Instruction: Carry none of the pictures over; write out the complete data exactly.

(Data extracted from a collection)
□ □ □ □
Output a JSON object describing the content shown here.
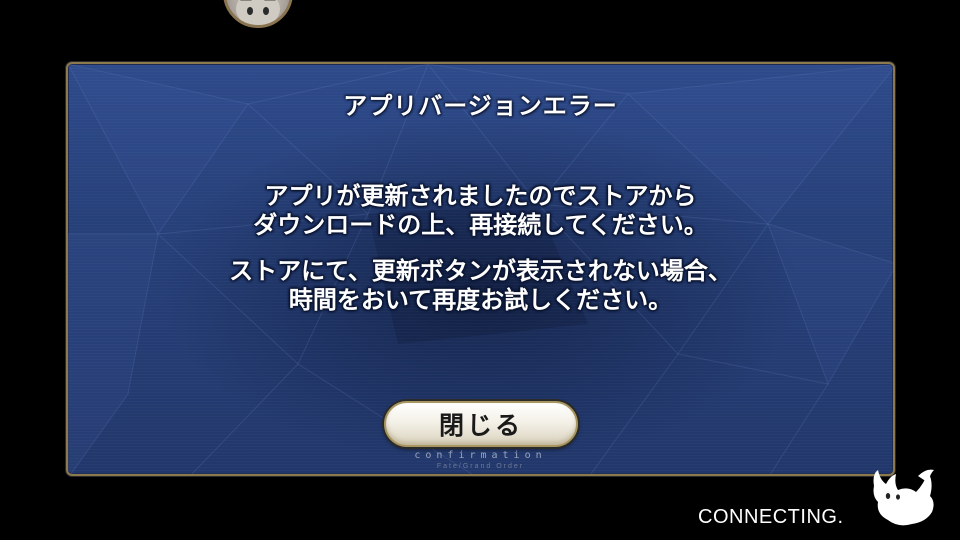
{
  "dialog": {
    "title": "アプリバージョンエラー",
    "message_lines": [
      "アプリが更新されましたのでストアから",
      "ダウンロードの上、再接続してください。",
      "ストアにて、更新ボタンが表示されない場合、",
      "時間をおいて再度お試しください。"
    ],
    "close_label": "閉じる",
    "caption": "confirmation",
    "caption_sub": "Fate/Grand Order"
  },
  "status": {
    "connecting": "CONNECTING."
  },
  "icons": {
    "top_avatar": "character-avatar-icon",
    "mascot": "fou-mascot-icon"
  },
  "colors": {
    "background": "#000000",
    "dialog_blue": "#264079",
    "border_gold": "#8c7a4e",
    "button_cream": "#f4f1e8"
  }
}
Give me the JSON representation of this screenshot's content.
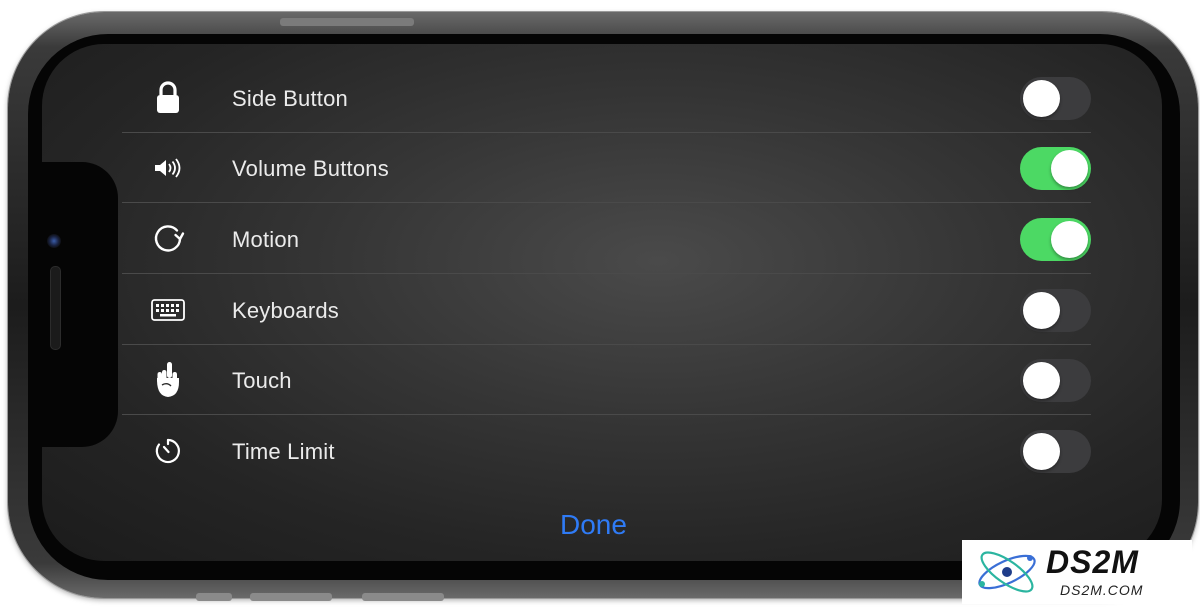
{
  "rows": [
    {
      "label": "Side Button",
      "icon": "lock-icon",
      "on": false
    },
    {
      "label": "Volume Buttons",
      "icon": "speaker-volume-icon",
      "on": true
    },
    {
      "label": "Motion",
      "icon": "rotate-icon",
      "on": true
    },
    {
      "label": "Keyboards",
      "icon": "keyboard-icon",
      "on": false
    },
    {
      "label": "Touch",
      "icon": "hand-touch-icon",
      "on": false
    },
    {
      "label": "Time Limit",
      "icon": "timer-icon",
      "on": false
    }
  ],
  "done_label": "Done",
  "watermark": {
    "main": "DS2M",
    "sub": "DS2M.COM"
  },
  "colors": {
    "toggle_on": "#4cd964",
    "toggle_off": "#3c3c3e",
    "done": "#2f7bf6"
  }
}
□ □ □ □
Result:
Output a JSON object describing the content shown here.
{
  "dialog": {
    "title": "アプリバージョンエラー",
    "message_lines": [
      "アプリが更新されましたのでストアから",
      "ダウンロードの上、再接続してください。",
      "ストアにて、更新ボタンが表示されない場合、",
      "時間をおいて再度お試しください。"
    ],
    "close_label": "閉じる",
    "caption": "confirmation",
    "caption_sub": "Fate/Grand Order"
  },
  "status": {
    "connecting": "CONNECTING."
  },
  "icons": {
    "top_avatar": "character-avatar-icon",
    "mascot": "fou-mascot-icon"
  },
  "colors": {
    "background": "#000000",
    "dialog_blue": "#264079",
    "border_gold": "#8c7a4e",
    "button_cream": "#f4f1e8"
  }
}
Give me the JSON representation of this screenshot's content.
{
  "rows": [
    {
      "label": "Side Button",
      "icon": "lock-icon",
      "on": false
    },
    {
      "label": "Volume Buttons",
      "icon": "speaker-volume-icon",
      "on": true
    },
    {
      "label": "Motion",
      "icon": "rotate-icon",
      "on": true
    },
    {
      "label": "Keyboards",
      "icon": "keyboard-icon",
      "on": false
    },
    {
      "label": "Touch",
      "icon": "hand-touch-icon",
      "on": false
    },
    {
      "label": "Time Limit",
      "icon": "timer-icon",
      "on": false
    }
  ],
  "done_label": "Done",
  "watermark": {
    "main": "DS2M",
    "sub": "DS2M.COM"
  },
  "colors": {
    "toggle_on": "#4cd964",
    "toggle_off": "#3c3c3e",
    "done": "#2f7bf6"
  }
}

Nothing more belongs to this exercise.